◆ YOUR INSTRUCTIONS
Check each line for the word "heading" and give how many have it. Say nothing else.
** begin **
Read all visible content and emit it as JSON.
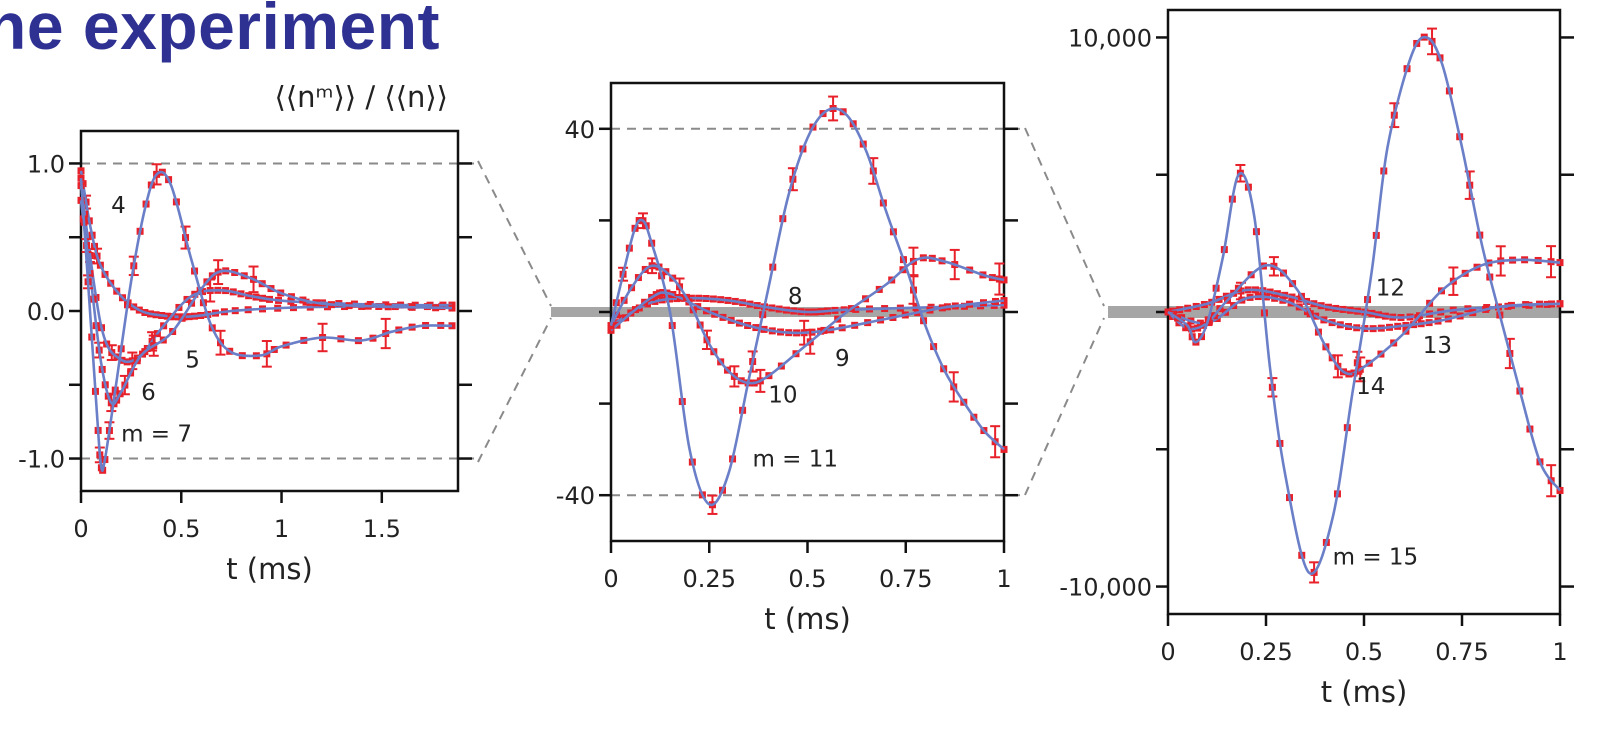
{
  "page": {
    "heading": "he experiment"
  },
  "colors": {
    "fit_curve": "#6a7fc8",
    "data_marker": "#e8202a",
    "guide": "#8a8a8a",
    "band": "#a6a6a6",
    "heading": "#2e3192"
  },
  "chart_data": [
    {
      "type": "line",
      "panel": "left",
      "ylabel": "⟨⟨nᵐ⟩⟩ / ⟨⟨n⟩⟩",
      "xlabel": "t (ms)",
      "xlim": [
        0,
        1.88
      ],
      "ylim": [
        -1.22,
        1.22
      ],
      "x_ticks": [
        0,
        0.5,
        1,
        1.5
      ],
      "x_tick_labels": [
        "0",
        "0.5",
        "1",
        "1.5"
      ],
      "y_ticks": [
        -1.0,
        -0.5,
        0.0,
        0.5,
        1.0
      ],
      "y_tick_labels": [
        "-1.0",
        "",
        "0.0",
        "",
        "1.0"
      ],
      "guides": [
        1.0,
        -1.0
      ],
      "series": [
        {
          "label": "4",
          "points": [
            [
              0,
              0.95
            ],
            [
              0.05,
              0.55
            ],
            [
              0.1,
              0.3
            ],
            [
              0.2,
              0.1
            ],
            [
              0.3,
              0.0
            ],
            [
              0.4,
              -0.03
            ],
            [
              0.5,
              -0.04
            ],
            [
              0.6,
              -0.03
            ],
            [
              0.75,
              0.0
            ],
            [
              1.0,
              0.02
            ],
            [
              1.3,
              0.03
            ],
            [
              1.6,
              0.03
            ],
            [
              1.85,
              0.03
            ]
          ],
          "label_pos": [
            0.15,
            0.72
          ]
        },
        {
          "label": "5",
          "points": [
            [
              0,
              0.85
            ],
            [
              0.1,
              -0.1
            ],
            [
              0.2,
              -0.33
            ],
            [
              0.3,
              -0.3
            ],
            [
              0.4,
              -0.12
            ],
            [
              0.55,
              0.1
            ],
            [
              0.7,
              0.14
            ],
            [
              0.85,
              0.1
            ],
            [
              1.0,
              0.07
            ],
            [
              1.3,
              0.05
            ],
            [
              1.6,
              0.04
            ],
            [
              1.85,
              0.04
            ]
          ],
          "label_pos": [
            0.52,
            -0.33
          ]
        },
        {
          "label": "6",
          "points": [
            [
              0,
              0.75
            ],
            [
              0.05,
              0.2
            ],
            [
              0.1,
              -0.35
            ],
            [
              0.15,
              -0.62
            ],
            [
              0.2,
              -0.55
            ],
            [
              0.3,
              -0.3
            ],
            [
              0.45,
              -0.15
            ],
            [
              0.6,
              0.15
            ],
            [
              0.7,
              0.27
            ],
            [
              0.85,
              0.22
            ],
            [
              1.0,
              0.12
            ],
            [
              1.2,
              0.05
            ],
            [
              1.5,
              0.03
            ],
            [
              1.85,
              0.02
            ]
          ],
          "label_pos": [
            0.3,
            -0.55
          ]
        },
        {
          "label": "m = 7",
          "points": [
            [
              0,
              0.9
            ],
            [
              0.04,
              0.1
            ],
            [
              0.08,
              -0.7
            ],
            [
              0.1,
              -1.05
            ],
            [
              0.12,
              -1.0
            ],
            [
              0.18,
              -0.45
            ],
            [
              0.25,
              0.2
            ],
            [
              0.32,
              0.7
            ],
            [
              0.38,
              0.93
            ],
            [
              0.45,
              0.85
            ],
            [
              0.55,
              0.35
            ],
            [
              0.65,
              -0.1
            ],
            [
              0.75,
              -0.28
            ],
            [
              0.9,
              -0.3
            ],
            [
              1.0,
              -0.24
            ],
            [
              1.2,
              -0.18
            ],
            [
              1.4,
              -0.2
            ],
            [
              1.55,
              -0.14
            ],
            [
              1.7,
              -0.1
            ],
            [
              1.85,
              -0.1
            ]
          ],
          "label_pos": [
            0.2,
            -0.83
          ]
        }
      ]
    },
    {
      "type": "line",
      "panel": "middle",
      "xlabel": "t (ms)",
      "xlim": [
        0,
        1
      ],
      "ylim": [
        -50,
        50
      ],
      "x_ticks": [
        0,
        0.25,
        0.5,
        0.75,
        1
      ],
      "x_tick_labels": [
        "0",
        "0.25",
        "0.5",
        "0.75",
        "1"
      ],
      "y_ticks": [
        -40,
        -20,
        0,
        20,
        40
      ],
      "y_tick_labels": [
        "-40",
        "",
        "",
        "",
        "40"
      ],
      "guides": [
        40,
        -40
      ],
      "series": [
        {
          "label": "8",
          "points": [
            [
              0,
              -3
            ],
            [
              0.1,
              2
            ],
            [
              0.2,
              3
            ],
            [
              0.3,
              2.5
            ],
            [
              0.4,
              1
            ],
            [
              0.5,
              0
            ],
            [
              0.6,
              0.5
            ],
            [
              0.8,
              1
            ],
            [
              1.0,
              1.5
            ]
          ],
          "label_pos": [
            0.45,
            3.5
          ]
        },
        {
          "label": "9",
          "points": [
            [
              0,
              -4
            ],
            [
              0.1,
              3
            ],
            [
              0.15,
              4
            ],
            [
              0.25,
              0
            ],
            [
              0.35,
              -3
            ],
            [
              0.45,
              -4.5
            ],
            [
              0.55,
              -4
            ],
            [
              0.7,
              -1.5
            ],
            [
              0.85,
              1
            ],
            [
              1.0,
              2.5
            ]
          ],
          "label_pos": [
            0.57,
            -10
          ]
        },
        {
          "label": "10",
          "points": [
            [
              0,
              -3
            ],
            [
              0.05,
              5
            ],
            [
              0.1,
              10
            ],
            [
              0.15,
              8
            ],
            [
              0.2,
              2
            ],
            [
              0.25,
              -7
            ],
            [
              0.3,
              -13
            ],
            [
              0.35,
              -15.5
            ],
            [
              0.4,
              -14
            ],
            [
              0.5,
              -7
            ],
            [
              0.6,
              0
            ],
            [
              0.7,
              6
            ],
            [
              0.78,
              11.5
            ],
            [
              0.85,
              11
            ],
            [
              0.95,
              8
            ],
            [
              1.0,
              7
            ]
          ],
          "label_pos": [
            0.4,
            -18
          ]
        },
        {
          "label": "m = 11",
          "points": [
            [
              0,
              -3
            ],
            [
              0.03,
              8
            ],
            [
              0.06,
              18
            ],
            [
              0.08,
              20
            ],
            [
              0.1,
              16
            ],
            [
              0.15,
              0
            ],
            [
              0.2,
              -30
            ],
            [
              0.25,
              -42
            ],
            [
              0.3,
              -35
            ],
            [
              0.35,
              -15
            ],
            [
              0.4,
              5
            ],
            [
              0.45,
              25
            ],
            [
              0.5,
              38
            ],
            [
              0.55,
              44
            ],
            [
              0.6,
              43
            ],
            [
              0.65,
              35
            ],
            [
              0.7,
              22
            ],
            [
              0.75,
              10
            ],
            [
              0.8,
              -3
            ],
            [
              0.85,
              -13
            ],
            [
              0.9,
              -20
            ],
            [
              0.95,
              -26
            ],
            [
              1.0,
              -30
            ]
          ],
          "label_pos": [
            0.36,
            -32
          ]
        }
      ]
    },
    {
      "type": "line",
      "panel": "right",
      "xlabel": "t (ms)",
      "xlim": [
        0,
        1
      ],
      "ylim": [
        -11000,
        11000
      ],
      "x_ticks": [
        0,
        0.25,
        0.5,
        0.75,
        1
      ],
      "x_tick_labels": [
        "0",
        "0.25",
        "0.5",
        "0.75",
        "1"
      ],
      "y_ticks": [
        -10000,
        -5000,
        0,
        5000,
        10000
      ],
      "y_tick_labels": [
        "-10,000",
        "",
        "",
        "",
        "10,000"
      ],
      "guides": [],
      "series": [
        {
          "label": "12",
          "points": [
            [
              0,
              0
            ],
            [
              0.1,
              300
            ],
            [
              0.2,
              800
            ],
            [
              0.3,
              600
            ],
            [
              0.4,
              200
            ],
            [
              0.5,
              0
            ],
            [
              0.6,
              -200
            ],
            [
              0.75,
              100
            ],
            [
              1.0,
              300
            ]
          ],
          "label_pos": [
            0.53,
            900
          ]
        },
        {
          "label": "13",
          "points": [
            [
              0,
              0
            ],
            [
              0.1,
              -400
            ],
            [
              0.2,
              500
            ],
            [
              0.3,
              400
            ],
            [
              0.4,
              -300
            ],
            [
              0.5,
              -600
            ],
            [
              0.6,
              -500
            ],
            [
              0.7,
              -300
            ],
            [
              0.85,
              200
            ],
            [
              1.0,
              300
            ]
          ],
          "label_pos": [
            0.65,
            -1200
          ]
        },
        {
          "label": "14",
          "points": [
            [
              0,
              0
            ],
            [
              0.05,
              -600
            ],
            [
              0.1,
              -400
            ],
            [
              0.15,
              400
            ],
            [
              0.25,
              1700
            ],
            [
              0.33,
              800
            ],
            [
              0.4,
              -1200
            ],
            [
              0.45,
              -2200
            ],
            [
              0.5,
              -2000
            ],
            [
              0.6,
              -800
            ],
            [
              0.7,
              800
            ],
            [
              0.8,
              1700
            ],
            [
              0.9,
              1900
            ],
            [
              1.0,
              1800
            ]
          ],
          "label_pos": [
            0.48,
            -2700
          ]
        },
        {
          "label": "m = 15",
          "points": [
            [
              0,
              0
            ],
            [
              0.05,
              -500
            ],
            [
              0.07,
              -1100
            ],
            [
              0.1,
              -400
            ],
            [
              0.14,
              2000
            ],
            [
              0.18,
              5000
            ],
            [
              0.22,
              3500
            ],
            [
              0.26,
              -2000
            ],
            [
              0.3,
              -6000
            ],
            [
              0.36,
              -9500
            ],
            [
              0.42,
              -7500
            ],
            [
              0.47,
              -3000
            ],
            [
              0.52,
              1500
            ],
            [
              0.56,
              6000
            ],
            [
              0.62,
              9300
            ],
            [
              0.66,
              10000
            ],
            [
              0.7,
              9000
            ],
            [
              0.75,
              6000
            ],
            [
              0.8,
              2500
            ],
            [
              0.85,
              -300
            ],
            [
              0.9,
              -3000
            ],
            [
              0.95,
              -5500
            ],
            [
              1.0,
              -6500
            ]
          ],
          "label_pos": [
            0.42,
            -8900
          ]
        }
      ]
    }
  ]
}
** end **
◆ RESPONSE TO THE EXERCISE
2